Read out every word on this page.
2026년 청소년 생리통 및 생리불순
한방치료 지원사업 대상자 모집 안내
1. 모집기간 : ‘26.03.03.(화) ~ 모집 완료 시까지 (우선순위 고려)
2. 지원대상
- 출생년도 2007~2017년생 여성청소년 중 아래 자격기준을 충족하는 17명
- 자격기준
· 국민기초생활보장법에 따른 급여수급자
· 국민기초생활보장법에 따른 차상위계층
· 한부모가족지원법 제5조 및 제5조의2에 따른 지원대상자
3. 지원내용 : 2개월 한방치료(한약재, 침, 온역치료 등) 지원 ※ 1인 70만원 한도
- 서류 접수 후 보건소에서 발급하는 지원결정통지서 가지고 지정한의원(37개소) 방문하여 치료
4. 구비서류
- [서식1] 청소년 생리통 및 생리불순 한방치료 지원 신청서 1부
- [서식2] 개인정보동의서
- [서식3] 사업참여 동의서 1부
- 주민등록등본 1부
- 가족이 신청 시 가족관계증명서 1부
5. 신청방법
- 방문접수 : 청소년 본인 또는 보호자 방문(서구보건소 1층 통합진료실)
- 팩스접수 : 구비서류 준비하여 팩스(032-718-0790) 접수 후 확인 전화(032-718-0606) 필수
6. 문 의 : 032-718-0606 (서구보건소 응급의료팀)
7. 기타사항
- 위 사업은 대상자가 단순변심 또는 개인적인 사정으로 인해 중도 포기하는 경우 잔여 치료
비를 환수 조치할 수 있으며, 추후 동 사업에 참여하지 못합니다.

--

AIM: Using the data above, repeat every line exactly.

PROBLEM SOLUTION:
Read out every word on this page.
2026년 청소년 생리통 및 생리불순
한방치료 지원사업 대상자 모집 안내
1. 모집기간 : ‘26.03.03.(화) ~ 모집 완료 시까지 (우선순위 고려)
2. 지원대상
- 출생년도 2007~2017년생 여성청소년 중 아래 자격기준을 충족하는 17명
- 자격기준
· 국민기초생활보장법에 따른 급여수급자
· 국민기초생활보장법에 따른 차상위계층
· 한부모가족지원법 제5조 및 제5조의2에 따른 지원대상자
3. 지원내용 : 2개월 한방치료(한약재, 침, 온역치료 등) 지원 ※ 1인 70만원 한도
- 서류 접수 후 보건소에서 발급하는 지원결정통지서 가지고 지정한의원(37개소) 방문하여 치료
4. 구비서류
- [서식1] 청소년 생리통 및 생리불순 한방치료 지원 신청서 1부
- [서식2] 개인정보동의서
- [서식3] 사업참여 동의서 1부
- 주민등록등본 1부
- 가족이 신청 시 가족관계증명서 1부
5. 신청방법
- 방문접수 : 청소년 본인 또는 보호자 방문(서구보건소 1층 통합진료실)
- 팩스접수 : 구비서류 준비하여 팩스(032-718-0790) 접수 후 확인 전화(032-718-0606) 필수
6. 문 의 : 032-718-0606 (서구보건소 응급의료팀)
7. 기타사항
- 위 사업은 대상자가 단순변심 또는 개인적인 사정으로 인해 중도 포기하는 경우 잔여 치료
비를 환수 조치할 수 있으며, 추후 동 사업에 참여하지 못합니다.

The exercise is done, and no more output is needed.